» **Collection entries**
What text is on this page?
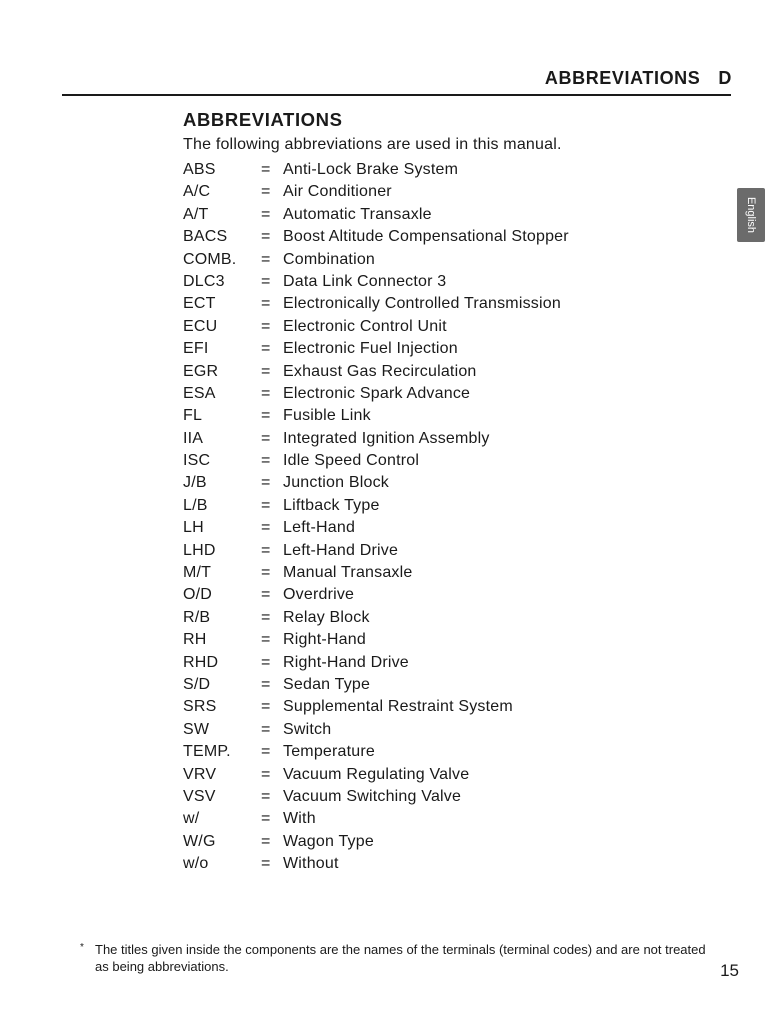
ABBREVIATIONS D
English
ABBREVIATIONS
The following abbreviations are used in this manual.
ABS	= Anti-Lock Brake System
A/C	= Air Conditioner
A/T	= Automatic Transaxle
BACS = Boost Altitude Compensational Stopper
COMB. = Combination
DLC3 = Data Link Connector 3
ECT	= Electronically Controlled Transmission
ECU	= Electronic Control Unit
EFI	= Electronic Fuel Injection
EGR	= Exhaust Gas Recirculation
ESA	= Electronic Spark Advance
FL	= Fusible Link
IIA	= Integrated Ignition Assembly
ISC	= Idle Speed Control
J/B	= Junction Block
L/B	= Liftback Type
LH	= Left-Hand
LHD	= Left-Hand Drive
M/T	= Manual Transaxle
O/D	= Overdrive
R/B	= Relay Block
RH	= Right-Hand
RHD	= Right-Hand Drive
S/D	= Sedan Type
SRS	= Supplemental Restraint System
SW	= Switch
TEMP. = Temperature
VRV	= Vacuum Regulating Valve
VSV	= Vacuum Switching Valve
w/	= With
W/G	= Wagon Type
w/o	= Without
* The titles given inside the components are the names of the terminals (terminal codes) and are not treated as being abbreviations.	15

» **Short task**
Leave out the pictures and give the rest of the records again exactly.

» **Written answer**
What text is on this page?
ABBREVIATIONS D
English
ABBREVIATIONS
The following abbreviations are used in this manual.
ABS	= Anti-Lock Brake System
A/C	= Air Conditioner
A/T	= Automatic Transaxle
BACS = Boost Altitude Compensational Stopper
COMB. = Combination
DLC3 = Data Link Connector 3
ECT	= Electronically Controlled Transmission
ECU	= Electronic Control Unit
EFI	= Electronic Fuel Injection
EGR	= Exhaust Gas Recirculation
ESA	= Electronic Spark Advance
FL	= Fusible Link
IIA	= Integrated Ignition Assembly
ISC	= Idle Speed Control
J/B	= Junction Block
L/B	= Liftback Type
LH	= Left-Hand
LHD	= Left-Hand Drive
M/T	= Manual Transaxle
O/D	= Overdrive
R/B	= Relay Block
RH	= Right-Hand
RHD	= Right-Hand Drive
S/D	= Sedan Type
SRS	= Supplemental Restraint System
SW	= Switch
TEMP. = Temperature
VRV	= Vacuum Regulating Valve
VSV	= Vacuum Switching Valve
w/	= With
W/G	= Wagon Type
w/o	= Without
* The titles given inside the components are the names of the terminals (terminal codes) and are not treated as being abbreviations.	15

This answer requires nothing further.